START INPUT RECORDS

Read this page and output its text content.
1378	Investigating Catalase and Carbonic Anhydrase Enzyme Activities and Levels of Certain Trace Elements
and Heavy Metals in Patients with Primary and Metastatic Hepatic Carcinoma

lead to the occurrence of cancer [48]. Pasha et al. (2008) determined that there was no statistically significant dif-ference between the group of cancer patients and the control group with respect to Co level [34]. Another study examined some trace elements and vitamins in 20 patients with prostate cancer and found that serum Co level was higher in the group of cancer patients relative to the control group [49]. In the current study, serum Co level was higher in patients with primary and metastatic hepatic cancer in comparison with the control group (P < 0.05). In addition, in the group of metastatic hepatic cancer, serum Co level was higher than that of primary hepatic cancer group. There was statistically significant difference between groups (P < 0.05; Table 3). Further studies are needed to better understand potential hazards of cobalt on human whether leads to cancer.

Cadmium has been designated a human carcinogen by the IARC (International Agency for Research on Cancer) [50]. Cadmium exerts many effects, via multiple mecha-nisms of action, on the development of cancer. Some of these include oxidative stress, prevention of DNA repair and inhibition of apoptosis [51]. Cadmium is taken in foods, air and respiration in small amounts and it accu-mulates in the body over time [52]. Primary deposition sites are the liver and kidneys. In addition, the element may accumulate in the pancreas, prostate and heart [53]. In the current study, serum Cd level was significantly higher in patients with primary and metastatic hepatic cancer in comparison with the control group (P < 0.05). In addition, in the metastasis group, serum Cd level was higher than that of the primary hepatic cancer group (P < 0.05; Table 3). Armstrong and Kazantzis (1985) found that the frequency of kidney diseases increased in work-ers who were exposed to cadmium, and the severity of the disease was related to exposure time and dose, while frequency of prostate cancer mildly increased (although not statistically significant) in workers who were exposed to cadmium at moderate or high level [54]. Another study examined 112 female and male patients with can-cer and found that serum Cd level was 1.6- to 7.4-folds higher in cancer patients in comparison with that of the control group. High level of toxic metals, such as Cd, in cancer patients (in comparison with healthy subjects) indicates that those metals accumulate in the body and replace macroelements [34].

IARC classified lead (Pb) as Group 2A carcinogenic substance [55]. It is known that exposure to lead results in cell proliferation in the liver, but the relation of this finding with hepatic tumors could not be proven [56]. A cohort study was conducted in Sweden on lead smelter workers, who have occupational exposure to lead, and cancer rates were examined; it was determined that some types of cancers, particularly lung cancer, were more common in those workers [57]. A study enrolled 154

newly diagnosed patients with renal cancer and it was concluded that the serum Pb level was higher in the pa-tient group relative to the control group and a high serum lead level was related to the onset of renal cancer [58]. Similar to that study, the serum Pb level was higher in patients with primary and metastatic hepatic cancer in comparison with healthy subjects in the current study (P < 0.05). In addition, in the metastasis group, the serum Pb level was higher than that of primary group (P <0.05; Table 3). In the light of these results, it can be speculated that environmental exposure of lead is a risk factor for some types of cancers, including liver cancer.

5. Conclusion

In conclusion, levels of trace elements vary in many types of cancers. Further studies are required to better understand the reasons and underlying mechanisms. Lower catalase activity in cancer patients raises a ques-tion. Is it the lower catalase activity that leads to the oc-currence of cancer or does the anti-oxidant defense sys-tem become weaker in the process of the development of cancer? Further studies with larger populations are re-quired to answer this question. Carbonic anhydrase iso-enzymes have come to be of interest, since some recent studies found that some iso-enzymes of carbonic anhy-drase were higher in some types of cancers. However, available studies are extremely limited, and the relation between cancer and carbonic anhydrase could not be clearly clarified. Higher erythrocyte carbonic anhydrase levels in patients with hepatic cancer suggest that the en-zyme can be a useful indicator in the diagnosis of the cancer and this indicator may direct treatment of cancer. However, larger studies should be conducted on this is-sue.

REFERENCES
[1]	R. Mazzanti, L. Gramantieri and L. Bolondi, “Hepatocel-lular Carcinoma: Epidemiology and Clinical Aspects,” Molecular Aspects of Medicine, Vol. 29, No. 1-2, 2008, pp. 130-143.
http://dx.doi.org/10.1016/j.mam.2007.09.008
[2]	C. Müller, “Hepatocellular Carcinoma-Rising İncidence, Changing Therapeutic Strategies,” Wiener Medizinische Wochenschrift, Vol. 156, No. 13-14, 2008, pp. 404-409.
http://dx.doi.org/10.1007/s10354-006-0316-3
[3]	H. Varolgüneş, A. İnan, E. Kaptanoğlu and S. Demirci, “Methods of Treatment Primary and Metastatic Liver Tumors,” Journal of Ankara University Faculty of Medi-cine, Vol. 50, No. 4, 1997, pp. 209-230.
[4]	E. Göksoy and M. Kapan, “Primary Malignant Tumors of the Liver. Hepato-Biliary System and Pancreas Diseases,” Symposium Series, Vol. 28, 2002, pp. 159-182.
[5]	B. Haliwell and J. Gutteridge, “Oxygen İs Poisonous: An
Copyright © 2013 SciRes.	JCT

END INPUT RECORDS

EXERCISE PROMPT. Each record above needs to be set down again, word for word.

FINISHED TASK.
Read this page and output its text content.
1378	Investigating Catalase and Carbonic Anhydrase Enzyme Activities and Levels of Certain Trace Elements
and Heavy Metals in Patients with Primary and Metastatic Hepatic Carcinoma

lead to the occurrence of cancer [48]. Pasha et al. (2008) determined that there was no statistically significant dif-ference between the group of cancer patients and the control group with respect to Co level [34]. Another study examined some trace elements and vitamins in 20 patients with prostate cancer and found that serum Co level was higher in the group of cancer patients relative to the control group [49]. In the current study, serum Co level was higher in patients with primary and metastatic hepatic cancer in comparison with the control group (P < 0.05). In addition, in the group of metastatic hepatic cancer, serum Co level was higher than that of primary hepatic cancer group. There was statistically significant difference between groups (P < 0.05; Table 3). Further studies are needed to better understand potential hazards of cobalt on human whether leads to cancer.

Cadmium has been designated a human carcinogen by the IARC (International Agency for Research on Cancer) [50]. Cadmium exerts many effects, via multiple mecha-nisms of action, on the development of cancer. Some of these include oxidative stress, prevention of DNA repair and inhibition of apoptosis [51]. Cadmium is taken in foods, air and respiration in small amounts and it accu-mulates in the body over time [52]. Primary deposition sites are the liver and kidneys. In addition, the element may accumulate in the pancreas, prostate and heart [53]. In the current study, serum Cd level was significantly higher in patients with primary and metastatic hepatic cancer in comparison with the control group (P < 0.05). In addition, in the metastasis group, serum Cd level was higher than that of the primary hepatic cancer group (P < 0.05; Table 3). Armstrong and Kazantzis (1985) found that the frequency of kidney diseases increased in work-ers who were exposed to cadmium, and the severity of the disease was related to exposure time and dose, while frequency of prostate cancer mildly increased (although not statistically significant) in workers who were exposed to cadmium at moderate or high level [54]. Another study examined 112 female and male patients with can-cer and found that serum Cd level was 1.6- to 7.4-folds higher in cancer patients in comparison with that of the control group. High level of toxic metals, such as Cd, in cancer patients (in comparison with healthy subjects) indicates that those metals accumulate in the body and replace macroelements [34].

IARC classified lead (Pb) as Group 2A carcinogenic substance [55]. It is known that exposure to lead results in cell proliferation in the liver, but the relation of this finding with hepatic tumors could not be proven [56]. A cohort study was conducted in Sweden on lead smelter workers, who have occupational exposure to lead, and cancer rates were examined; it was determined that some types of cancers, particularly lung cancer, were more common in those workers [57]. A study enrolled 154

newly diagnosed patients with renal cancer and it was concluded that the serum Pb level was higher in the pa-tient group relative to the control group and a high serum lead level was related to the onset of renal cancer [58]. Similar to that study, the serum Pb level was higher in patients with primary and metastatic hepatic cancer in comparison with healthy subjects in the current study (P < 0.05). In addition, in the metastasis group, the serum Pb level was higher than that of primary group (P <0.05; Table 3). In the light of these results, it can be speculated that environmental exposure of lead is a risk factor for some types of cancers, including liver cancer.

5. Conclusion

In conclusion, levels of trace elements vary in many types of cancers. Further studies are required to better understand the reasons and underlying mechanisms. Lower catalase activity in cancer patients raises a ques-tion. Is it the lower catalase activity that leads to the oc-currence of cancer or does the anti-oxidant defense sys-tem become weaker in the process of the development of cancer? Further studies with larger populations are re-quired to answer this question. Carbonic anhydrase iso-enzymes have come to be of interest, since some recent studies found that some iso-enzymes of carbonic anhy-drase were higher in some types of cancers. However, available studies are extremely limited, and the relation between cancer and carbonic anhydrase could not be clearly clarified. Higher erythrocyte carbonic anhydrase levels in patients with hepatic cancer suggest that the en-zyme can be a useful indicator in the diagnosis of the cancer and this indicator may direct treatment of cancer. However, larger studies should be conducted on this is-sue.

REFERENCES
[1]	R. Mazzanti, L. Gramantieri and L. Bolondi, “Hepatocel-lular Carcinoma: Epidemiology and Clinical Aspects,” Molecular Aspects of Medicine, Vol. 29, No. 1-2, 2008, pp. 130-143.
http://dx.doi.org/10.1016/j.mam.2007.09.008
[2]	C. Müller, “Hepatocellular Carcinoma-Rising İncidence, Changing Therapeutic Strategies,” Wiener Medizinische Wochenschrift, Vol. 156, No. 13-14, 2008, pp. 404-409.
http://dx.doi.org/10.1007/s10354-006-0316-3
[3]	H. Varolgüneş, A. İnan, E. Kaptanoğlu and S. Demirci, “Methods of Treatment Primary and Metastatic Liver Tumors,” Journal of Ankara University Faculty of Medi-cine, Vol. 50, No. 4, 1997, pp. 209-230.
[4]	E. Göksoy and M. Kapan, “Primary Malignant Tumors of the Liver. Hepato-Biliary System and Pancreas Diseases,” Symposium Series, Vol. 28, 2002, pp. 159-182.
[5]	B. Haliwell and J. Gutteridge, “Oxygen İs Poisonous: An
Copyright © 2013 SciRes.	JCT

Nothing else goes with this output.